Element placement data
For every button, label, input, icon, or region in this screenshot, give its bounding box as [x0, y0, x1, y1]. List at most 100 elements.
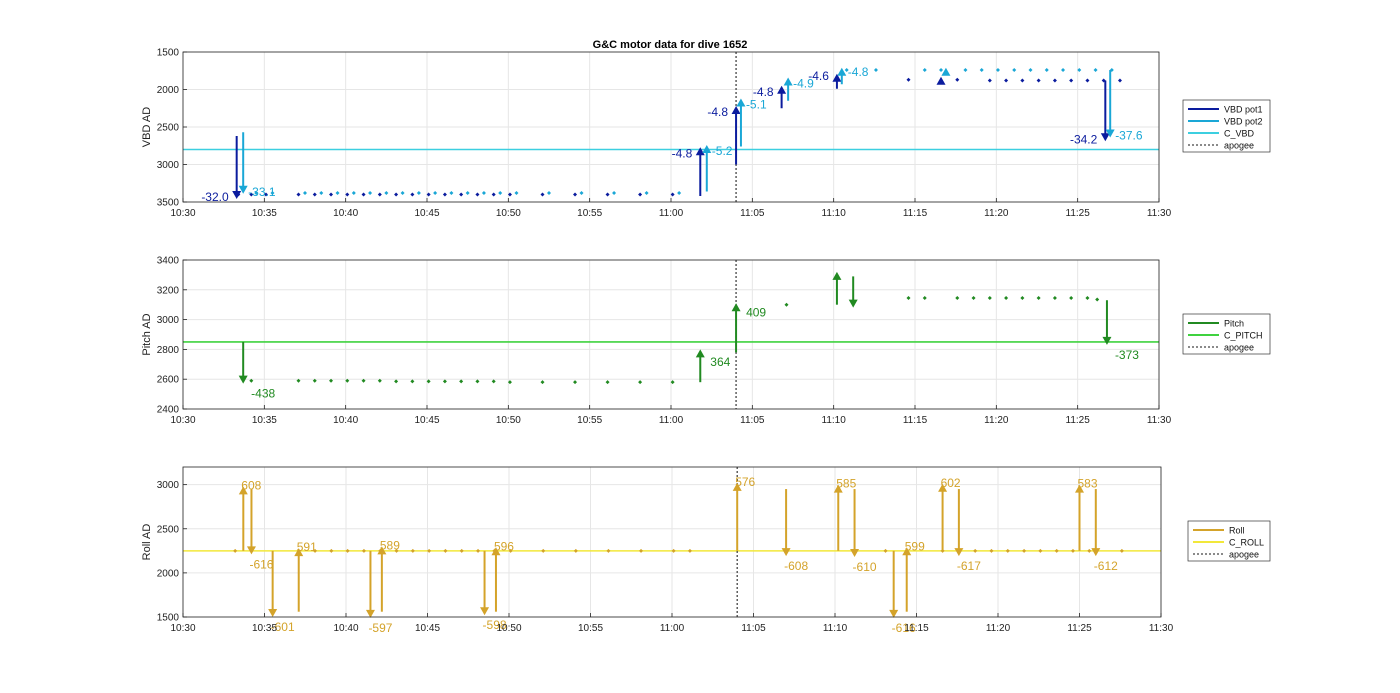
data-point: [312, 192, 317, 197]
chart-title: G&C motor data for dive 1652: [593, 39, 748, 51]
data-point: [1095, 297, 1100, 302]
move-arrow-head: [702, 145, 712, 153]
data-point: [1087, 548, 1092, 553]
data-point: [361, 378, 366, 383]
data-point: [270, 191, 275, 195]
data-point: [481, 191, 486, 195]
x-tick-label: 11:30: [1149, 623, 1174, 634]
y-axis-label: Pitch AD: [141, 313, 153, 355]
move-arrow-head: [941, 67, 951, 76]
move-label: -616: [249, 557, 273, 571]
move-label: 599: [905, 539, 925, 553]
data-point: [233, 548, 238, 553]
move-label: 585: [836, 477, 856, 491]
move-arrow-head: [902, 547, 912, 556]
data-point: [254, 191, 259, 195]
data-point: [955, 295, 960, 300]
data-point: [361, 192, 366, 197]
data-point: [459, 192, 464, 197]
data-point: [1028, 68, 1033, 72]
panel-2: -438 364 409 -373 10:30 10:35 10:40 10:45 10:50 1…: [141, 256, 1271, 426]
legend-label: apogee: [1224, 141, 1254, 151]
x-tick-label: 10:45: [414, 208, 439, 219]
x-tick-label: 10:40: [333, 208, 358, 219]
x-tick-label: 11:05: [741, 623, 766, 634]
move-label: -608: [784, 559, 808, 573]
data-point: [514, 191, 519, 195]
x-tick-label: 11:00: [659, 208, 684, 219]
data-point: [906, 295, 911, 300]
move-arrow-head: [731, 106, 741, 114]
data-point: [312, 378, 317, 383]
move-arrow-head: [832, 271, 842, 280]
x-tick-label: 11:25: [1066, 208, 1091, 219]
data-point: [963, 68, 968, 72]
move-arrow-head: [491, 547, 501, 556]
y-axis-label: VBD AD: [141, 107, 153, 147]
data-point: [329, 548, 334, 553]
move-arrow-head: [268, 609, 278, 617]
data-point: [1038, 548, 1043, 553]
data-point: [394, 192, 399, 197]
data-point: [400, 191, 405, 195]
data-point: [394, 379, 399, 384]
data-point: [508, 548, 513, 553]
y-tick-label: 1500: [157, 48, 180, 59]
data-point: [605, 380, 610, 385]
data-point: [687, 548, 692, 553]
move-arrow-head: [480, 607, 490, 616]
data-point: [638, 192, 643, 197]
data-point: [442, 192, 447, 197]
move-label: -4.8: [672, 146, 693, 160]
move-label: -373: [1115, 348, 1139, 362]
move-label: -33.1: [248, 185, 276, 199]
x-tick-label: 10:50: [496, 623, 521, 634]
move-label: -610: [853, 560, 877, 574]
move-arrow-head: [833, 484, 843, 493]
x-tick-label: 10:45: [415, 623, 440, 634]
data-point: [1020, 78, 1025, 83]
data-point: [498, 191, 503, 195]
move-label: -4.6: [808, 69, 829, 83]
data-point: [1077, 68, 1082, 72]
data-point: [249, 192, 254, 197]
data-point: [606, 548, 611, 553]
data-point: [345, 548, 350, 553]
data-point: [671, 548, 676, 553]
data-point: [329, 192, 334, 197]
data-point: [416, 191, 421, 195]
move-label: -612: [1094, 559, 1118, 573]
data-point: [475, 192, 480, 197]
data-point: [540, 192, 545, 197]
move-label: -598: [483, 618, 507, 632]
y-tick-label: 2500: [157, 524, 180, 535]
x-tick-label: 11:20: [984, 415, 1009, 426]
x-tick-label: 10:55: [577, 208, 602, 219]
legend-label: C_PITCH: [1224, 331, 1263, 341]
data-point: [989, 548, 994, 553]
x-tick-label: 11:15: [903, 415, 928, 426]
data-point: [507, 380, 512, 385]
move-label: -32.0: [201, 190, 229, 204]
data-point: [1012, 68, 1017, 72]
data-point: [1004, 295, 1009, 300]
move-arrow-head: [1091, 548, 1101, 557]
y-tick-label: 3500: [157, 198, 180, 209]
move-arrow-head: [889, 609, 899, 618]
x-tick-label: 11:00: [659, 415, 684, 426]
x-tick-label: 10:55: [578, 623, 603, 634]
move-arrow-head: [736, 98, 746, 107]
y-axis-label: Roll AD: [141, 524, 153, 561]
x-tick-label: 11:05: [740, 208, 765, 219]
y-tick-label: 3000: [157, 315, 180, 326]
legend-label: Roll: [1229, 526, 1245, 536]
move-arrow-head: [232, 191, 242, 199]
move-label: 409: [746, 306, 766, 320]
data-point: [303, 191, 307, 195]
x-tick-label: 11:00: [660, 623, 685, 634]
data-point: [784, 302, 789, 307]
data-point: [973, 548, 978, 553]
data-point: [249, 378, 254, 383]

_WRITTEN PROBLEM_
Rewrite all the records above, changing "bounding box" to "enclosing rectangle" and keeping everything else the same. Leave the pictures out.

_TASK SOLUTION_
For every button, label, input, icon, or region in this screenshot, give its enclosing rectangle as [x0, y0, x1, y1]. List at most 100 elements.
data-point: [312, 192, 317, 197]
chart-title: G&C motor data for dive 1652: [593, 39, 748, 51]
data-point: [1095, 297, 1100, 302]
move-arrow-head: [702, 145, 712, 153]
data-point: [1087, 548, 1092, 553]
data-point: [361, 378, 366, 383]
data-point: [270, 191, 275, 195]
data-point: [481, 191, 486, 195]
x-tick-label: 11:30: [1149, 623, 1174, 634]
y-axis-label: Pitch AD: [141, 313, 153, 355]
move-arrow-head: [941, 67, 951, 76]
move-label: -616: [249, 557, 273, 571]
move-label: 599: [905, 539, 925, 553]
data-point: [233, 548, 238, 553]
move-label: 585: [836, 477, 856, 491]
move-arrow-head: [902, 547, 912, 556]
data-point: [254, 191, 259, 195]
data-point: [955, 295, 960, 300]
data-point: [361, 192, 366, 197]
data-point: [459, 192, 464, 197]
data-point: [1028, 68, 1033, 72]
panel-2: -438 364 409 -373 10:30 10:35 10:40 10:45 10:50 1…: [141, 256, 1271, 426]
legend-label: apogee: [1224, 141, 1254, 151]
x-tick-label: 10:45: [414, 208, 439, 219]
x-tick-label: 10:40: [333, 208, 358, 219]
x-tick-label: 11:05: [741, 623, 766, 634]
move-label: -608: [784, 559, 808, 573]
data-point: [514, 191, 519, 195]
x-tick-label: 11:00: [659, 208, 684, 219]
data-point: [906, 295, 911, 300]
move-arrow-head: [731, 106, 741, 114]
data-point: [312, 378, 317, 383]
move-arrow-head: [832, 271, 842, 280]
x-tick-label: 11:25: [1066, 208, 1091, 219]
data-point: [963, 68, 968, 72]
move-arrow-head: [491, 547, 501, 556]
y-axis-label: VBD AD: [141, 107, 153, 147]
data-point: [329, 548, 334, 553]
move-arrow-head: [268, 609, 278, 617]
data-point: [1038, 548, 1043, 553]
data-point: [394, 192, 399, 197]
data-point: [400, 191, 405, 195]
data-point: [394, 379, 399, 384]
data-point: [508, 548, 513, 553]
y-tick-label: 1500: [157, 48, 180, 59]
data-point: [605, 380, 610, 385]
data-point: [687, 548, 692, 553]
move-arrow-head: [480, 607, 490, 616]
data-point: [638, 192, 643, 197]
data-point: [442, 192, 447, 197]
move-label: -4.8: [672, 146, 693, 160]
move-label: -373: [1115, 348, 1139, 362]
move-label: -33.1: [248, 185, 276, 199]
x-tick-label: 10:50: [496, 623, 521, 634]
move-label: -610: [853, 560, 877, 574]
move-arrow-head: [833, 484, 843, 493]
x-tick-label: 10:45: [415, 623, 440, 634]
data-point: [1020, 78, 1025, 83]
data-point: [498, 191, 503, 195]
move-label: -4.6: [808, 69, 829, 83]
data-point: [1077, 68, 1082, 72]
data-point: [249, 192, 254, 197]
data-point: [606, 548, 611, 553]
data-point: [345, 548, 350, 553]
data-point: [671, 548, 676, 553]
data-point: [329, 192, 334, 197]
data-point: [416, 191, 421, 195]
move-label: -612: [1094, 559, 1118, 573]
data-point: [475, 192, 480, 197]
data-point: [540, 192, 545, 197]
move-label: -598: [483, 618, 507, 632]
y-tick-label: 2500: [157, 524, 180, 535]
x-tick-label: 11:20: [984, 415, 1009, 426]
x-tick-label: 10:55: [577, 208, 602, 219]
legend-label: C_PITCH: [1224, 331, 1263, 341]
data-point: [989, 548, 994, 553]
x-tick-label: 11:15: [903, 415, 928, 426]
data-point: [507, 380, 512, 385]
move-label: -32.0: [201, 190, 229, 204]
data-point: [1012, 68, 1017, 72]
data-point: [1004, 295, 1009, 300]
move-arrow-head: [1091, 548, 1101, 557]
y-tick-label: 3500: [157, 198, 180, 209]
move-arrow-head: [889, 609, 899, 618]
x-tick-label: 11:00: [659, 415, 684, 426]
x-tick-label: 10:55: [578, 623, 603, 634]
move-arrow-head: [736, 98, 746, 107]
y-axis-label: Roll AD: [141, 524, 153, 561]
x-tick-label: 11:05: [740, 208, 765, 219]
y-tick-label: 3000: [157, 315, 180, 326]
legend-label: Roll: [1229, 526, 1245, 536]
move-arrow-head: [232, 191, 242, 199]
move-label: 409: [746, 306, 766, 320]
data-point: [303, 191, 307, 195]
x-tick-label: 11:00: [660, 623, 685, 634]
data-point: [784, 302, 789, 307]
data-point: [973, 548, 978, 553]
data-point: [249, 378, 254, 383]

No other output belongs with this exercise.